» WORK REQUIRED
Please continue the article on the Celtics' Game 1 playoff win over the 76ers, picking up right after its final sentence.

» TEXT SHOWN

[Start of Attachment]

BOSTON — The Brad Stevens coaching clinic still is open for business.

The Boston Celtics head coach had been nothing short of brilliant so far this season, navigating his young team through a rash of injuries and into a second-round NBA playoff matchup with the Philadelphia 76ers.

Philadelphia has been on a ridiculous run throughout the last third of the NBA season, winning 20 of its last 22 games, in large part because of their ability to attack slow rotations either off a Ben Simmons penetration or a double team on a Joel Embiid post-up.

But Stevens and the Celtics didn’t give them that opportunity in Game 1 — a 117-101 Boston win at TD Garden.

The Celtics elected not to double Embiid in the post, instead deciding to leave the job to Aron Baynes and Al Horford, giving Boston’s perimeter players the ability to get physical with the 76ers’ shooters and stop Simmons from dicing up their interior defense.

“I think that you’re just going to have to balance that as the series goes on,” Stevens said. “(Embiid) can get 31 in isolation, but if you’re doubling him an everything else, are you giving up 33 because you’re leaving shooters? It’s a fine line, it’s a balancing act. That’s what makes it really hard to play these guys because they are so talented and they find the hot guy.”

Boston’s strategy worked in Game 1. The 76ers shot an abysmal 5-for-26 (19.2 percent) from the 3-point line and committed 12 turnovers while assisting on just 22 of its 35 made field goals. Boston’s perimeter players were able to stay in front of Simmons for the most part, as the star rookie only dished out six dimes while turning the ball over seven times in the contest.

[End of Attachment]

(Document understanding data)
[Start of Attachment]

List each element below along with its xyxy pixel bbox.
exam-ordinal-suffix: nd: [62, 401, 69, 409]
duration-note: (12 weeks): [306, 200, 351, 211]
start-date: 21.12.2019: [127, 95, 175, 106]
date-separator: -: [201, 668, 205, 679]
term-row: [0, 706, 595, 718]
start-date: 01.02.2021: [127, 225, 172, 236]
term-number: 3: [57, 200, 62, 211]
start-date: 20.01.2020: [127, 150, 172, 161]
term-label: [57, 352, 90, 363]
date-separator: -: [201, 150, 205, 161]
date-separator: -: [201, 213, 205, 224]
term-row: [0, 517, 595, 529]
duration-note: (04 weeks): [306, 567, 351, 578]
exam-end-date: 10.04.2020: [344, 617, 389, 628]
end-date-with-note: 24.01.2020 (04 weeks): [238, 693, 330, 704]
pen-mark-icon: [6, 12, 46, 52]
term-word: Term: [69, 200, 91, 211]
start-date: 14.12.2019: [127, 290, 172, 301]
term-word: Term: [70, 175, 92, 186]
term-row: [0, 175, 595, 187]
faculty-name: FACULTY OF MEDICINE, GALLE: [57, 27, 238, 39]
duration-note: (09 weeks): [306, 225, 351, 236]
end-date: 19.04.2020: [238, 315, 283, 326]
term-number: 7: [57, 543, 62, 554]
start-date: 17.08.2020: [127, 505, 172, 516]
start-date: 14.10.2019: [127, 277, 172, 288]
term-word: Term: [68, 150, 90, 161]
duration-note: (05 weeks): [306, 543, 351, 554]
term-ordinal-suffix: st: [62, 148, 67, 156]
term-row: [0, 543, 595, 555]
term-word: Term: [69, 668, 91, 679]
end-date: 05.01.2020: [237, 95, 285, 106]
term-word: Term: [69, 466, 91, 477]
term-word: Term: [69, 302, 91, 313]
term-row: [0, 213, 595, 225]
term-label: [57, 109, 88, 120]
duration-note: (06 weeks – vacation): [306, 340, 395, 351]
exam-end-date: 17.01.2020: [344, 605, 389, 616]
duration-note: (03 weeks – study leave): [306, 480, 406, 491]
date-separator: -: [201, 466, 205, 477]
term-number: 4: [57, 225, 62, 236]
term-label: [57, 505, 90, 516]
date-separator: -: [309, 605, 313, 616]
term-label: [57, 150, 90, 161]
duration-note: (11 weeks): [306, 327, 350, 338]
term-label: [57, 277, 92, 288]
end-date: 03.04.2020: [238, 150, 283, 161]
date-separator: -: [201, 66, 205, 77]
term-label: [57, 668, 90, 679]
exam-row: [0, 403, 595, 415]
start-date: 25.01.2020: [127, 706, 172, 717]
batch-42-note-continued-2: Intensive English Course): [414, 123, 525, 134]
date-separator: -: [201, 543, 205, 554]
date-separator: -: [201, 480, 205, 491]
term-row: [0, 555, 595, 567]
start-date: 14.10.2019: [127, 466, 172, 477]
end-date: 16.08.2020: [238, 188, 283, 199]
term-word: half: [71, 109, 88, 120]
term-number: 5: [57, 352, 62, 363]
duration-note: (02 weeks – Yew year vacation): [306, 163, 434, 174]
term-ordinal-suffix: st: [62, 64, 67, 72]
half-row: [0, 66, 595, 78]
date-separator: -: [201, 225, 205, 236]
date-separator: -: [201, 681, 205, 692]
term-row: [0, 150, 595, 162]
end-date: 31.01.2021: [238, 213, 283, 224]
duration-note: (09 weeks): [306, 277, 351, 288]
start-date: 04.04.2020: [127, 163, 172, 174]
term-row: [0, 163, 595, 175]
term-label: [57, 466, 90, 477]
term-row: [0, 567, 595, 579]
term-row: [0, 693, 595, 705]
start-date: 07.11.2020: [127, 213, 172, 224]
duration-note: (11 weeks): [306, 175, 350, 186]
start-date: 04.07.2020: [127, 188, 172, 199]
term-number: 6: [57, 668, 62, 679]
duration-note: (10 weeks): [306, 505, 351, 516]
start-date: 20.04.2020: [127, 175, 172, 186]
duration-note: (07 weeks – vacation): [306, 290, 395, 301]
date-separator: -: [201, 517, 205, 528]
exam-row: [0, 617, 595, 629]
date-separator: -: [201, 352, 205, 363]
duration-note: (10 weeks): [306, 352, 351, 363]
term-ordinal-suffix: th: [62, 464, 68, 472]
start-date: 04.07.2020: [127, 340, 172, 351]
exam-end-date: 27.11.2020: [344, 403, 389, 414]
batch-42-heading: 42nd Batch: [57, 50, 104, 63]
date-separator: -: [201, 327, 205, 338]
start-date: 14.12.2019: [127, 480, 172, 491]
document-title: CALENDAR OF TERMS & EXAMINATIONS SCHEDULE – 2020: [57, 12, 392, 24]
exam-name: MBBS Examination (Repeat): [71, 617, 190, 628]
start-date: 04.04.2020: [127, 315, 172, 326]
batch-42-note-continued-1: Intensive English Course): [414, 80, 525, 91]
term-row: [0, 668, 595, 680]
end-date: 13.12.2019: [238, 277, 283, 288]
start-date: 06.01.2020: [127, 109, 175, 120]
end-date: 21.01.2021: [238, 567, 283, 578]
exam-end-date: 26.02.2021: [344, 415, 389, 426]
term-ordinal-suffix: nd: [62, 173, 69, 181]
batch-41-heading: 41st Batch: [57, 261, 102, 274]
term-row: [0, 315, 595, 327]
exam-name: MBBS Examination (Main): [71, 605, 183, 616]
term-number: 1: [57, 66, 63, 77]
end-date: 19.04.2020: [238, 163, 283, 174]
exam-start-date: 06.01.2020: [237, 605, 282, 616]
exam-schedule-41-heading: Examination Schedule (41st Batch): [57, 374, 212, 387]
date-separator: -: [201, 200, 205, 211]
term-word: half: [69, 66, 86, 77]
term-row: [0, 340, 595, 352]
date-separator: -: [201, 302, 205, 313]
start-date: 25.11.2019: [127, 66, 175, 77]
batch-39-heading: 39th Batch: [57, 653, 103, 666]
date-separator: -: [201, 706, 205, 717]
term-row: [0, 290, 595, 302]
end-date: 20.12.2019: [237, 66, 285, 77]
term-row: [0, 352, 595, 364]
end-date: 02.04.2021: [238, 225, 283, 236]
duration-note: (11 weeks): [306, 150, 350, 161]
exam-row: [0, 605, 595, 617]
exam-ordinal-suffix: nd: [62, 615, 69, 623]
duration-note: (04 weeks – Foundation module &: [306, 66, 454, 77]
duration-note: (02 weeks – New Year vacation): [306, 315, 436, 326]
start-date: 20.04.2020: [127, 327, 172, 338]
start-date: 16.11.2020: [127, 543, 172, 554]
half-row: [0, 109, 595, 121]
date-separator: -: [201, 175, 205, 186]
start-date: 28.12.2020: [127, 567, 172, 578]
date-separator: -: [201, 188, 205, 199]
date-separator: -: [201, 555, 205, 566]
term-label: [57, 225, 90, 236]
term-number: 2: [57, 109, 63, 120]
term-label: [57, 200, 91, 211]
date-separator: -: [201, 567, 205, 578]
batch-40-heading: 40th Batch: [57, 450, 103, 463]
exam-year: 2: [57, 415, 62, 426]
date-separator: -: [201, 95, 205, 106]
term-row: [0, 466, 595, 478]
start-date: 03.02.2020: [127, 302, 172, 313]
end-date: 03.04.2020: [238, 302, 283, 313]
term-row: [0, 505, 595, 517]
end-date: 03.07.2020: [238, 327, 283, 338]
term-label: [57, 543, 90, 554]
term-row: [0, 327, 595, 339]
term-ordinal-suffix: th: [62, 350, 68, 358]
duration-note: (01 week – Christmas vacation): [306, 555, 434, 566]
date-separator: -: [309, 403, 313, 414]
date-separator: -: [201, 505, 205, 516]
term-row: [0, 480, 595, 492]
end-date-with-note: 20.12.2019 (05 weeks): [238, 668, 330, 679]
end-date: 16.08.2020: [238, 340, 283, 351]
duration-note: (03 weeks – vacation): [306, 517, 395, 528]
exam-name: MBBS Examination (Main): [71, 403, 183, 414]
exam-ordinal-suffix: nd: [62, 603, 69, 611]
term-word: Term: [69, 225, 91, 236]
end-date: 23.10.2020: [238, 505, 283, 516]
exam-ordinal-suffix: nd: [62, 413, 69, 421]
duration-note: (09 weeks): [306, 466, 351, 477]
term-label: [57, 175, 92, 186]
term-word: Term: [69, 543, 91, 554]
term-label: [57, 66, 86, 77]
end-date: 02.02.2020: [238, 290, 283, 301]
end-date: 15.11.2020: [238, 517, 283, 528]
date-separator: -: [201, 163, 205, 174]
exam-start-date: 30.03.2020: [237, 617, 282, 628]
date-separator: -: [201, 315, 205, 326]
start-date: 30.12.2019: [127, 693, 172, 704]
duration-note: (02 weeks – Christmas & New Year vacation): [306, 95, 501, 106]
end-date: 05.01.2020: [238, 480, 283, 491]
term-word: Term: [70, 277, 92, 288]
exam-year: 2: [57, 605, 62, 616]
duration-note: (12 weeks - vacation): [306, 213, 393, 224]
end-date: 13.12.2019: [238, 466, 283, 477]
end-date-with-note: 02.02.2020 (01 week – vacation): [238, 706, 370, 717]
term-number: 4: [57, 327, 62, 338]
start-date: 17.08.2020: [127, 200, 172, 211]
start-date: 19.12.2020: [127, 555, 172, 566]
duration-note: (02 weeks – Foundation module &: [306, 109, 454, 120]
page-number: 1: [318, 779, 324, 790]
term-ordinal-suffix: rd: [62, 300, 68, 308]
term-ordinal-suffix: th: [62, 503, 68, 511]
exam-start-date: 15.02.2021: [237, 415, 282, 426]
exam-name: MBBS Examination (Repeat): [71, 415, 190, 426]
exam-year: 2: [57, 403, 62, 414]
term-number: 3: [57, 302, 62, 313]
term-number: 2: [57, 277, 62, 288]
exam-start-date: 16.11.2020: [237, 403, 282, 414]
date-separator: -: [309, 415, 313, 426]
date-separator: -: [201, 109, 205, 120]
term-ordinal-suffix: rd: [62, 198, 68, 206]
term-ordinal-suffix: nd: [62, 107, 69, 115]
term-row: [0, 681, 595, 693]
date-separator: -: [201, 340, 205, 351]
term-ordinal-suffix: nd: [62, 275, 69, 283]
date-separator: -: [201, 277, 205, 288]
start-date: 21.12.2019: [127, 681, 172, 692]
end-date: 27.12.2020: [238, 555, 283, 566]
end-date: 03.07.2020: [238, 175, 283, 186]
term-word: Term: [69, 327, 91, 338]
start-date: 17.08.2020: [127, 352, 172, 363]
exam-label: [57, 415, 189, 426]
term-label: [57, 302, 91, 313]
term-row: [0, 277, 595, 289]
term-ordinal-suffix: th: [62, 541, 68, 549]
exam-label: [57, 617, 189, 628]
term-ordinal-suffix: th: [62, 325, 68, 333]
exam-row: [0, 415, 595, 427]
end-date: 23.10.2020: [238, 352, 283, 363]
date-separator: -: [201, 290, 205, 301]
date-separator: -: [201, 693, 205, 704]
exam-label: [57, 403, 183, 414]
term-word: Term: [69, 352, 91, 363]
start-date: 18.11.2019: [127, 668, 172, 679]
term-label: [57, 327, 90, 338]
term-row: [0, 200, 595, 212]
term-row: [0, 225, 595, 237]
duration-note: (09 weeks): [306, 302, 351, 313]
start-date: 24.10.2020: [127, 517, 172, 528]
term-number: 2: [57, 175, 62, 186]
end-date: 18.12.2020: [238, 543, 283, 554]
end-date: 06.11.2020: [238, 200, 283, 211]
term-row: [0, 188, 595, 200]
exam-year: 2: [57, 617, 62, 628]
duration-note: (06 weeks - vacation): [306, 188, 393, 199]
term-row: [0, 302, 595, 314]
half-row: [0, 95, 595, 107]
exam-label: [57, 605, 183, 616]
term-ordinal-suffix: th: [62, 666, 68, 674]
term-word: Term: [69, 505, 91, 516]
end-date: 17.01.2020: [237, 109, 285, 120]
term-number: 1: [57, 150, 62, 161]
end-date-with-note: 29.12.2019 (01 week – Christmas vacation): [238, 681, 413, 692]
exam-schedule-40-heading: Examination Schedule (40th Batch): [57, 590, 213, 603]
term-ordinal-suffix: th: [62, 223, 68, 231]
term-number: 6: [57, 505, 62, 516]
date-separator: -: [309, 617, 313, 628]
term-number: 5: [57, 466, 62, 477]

[End of Attachment]

» WRITTEN REPLY
While Stevens wasn’t overly impressed with Boston’s Game 1 defense, the decision not to double off shooters flustered the 76ers for most of the night, causing the ball to stick on one side of the court and bogging down their offensive attack for key stretches.

Here are more notes from Celtics-76ers Game 1: 

— Terry Rozier, Jayson Tatum and Horford combined for 83 points in Game 1. The most that Paul Pierce, Kevin Garnett and Ray Allen ever combined for in the playoffs or regular season was 79.

— Tatum became the second rookie in the last 20 seasons to have three straight playoff games with 20 or more points. He trails only Utah Jazz guard Donovan Mitchell who has seven straight.

— Boston outscored the 76ers by 36 points from the 3-point line in Game 1. The Celtics had eight players hit at least one shot from beyond the arc Monday night.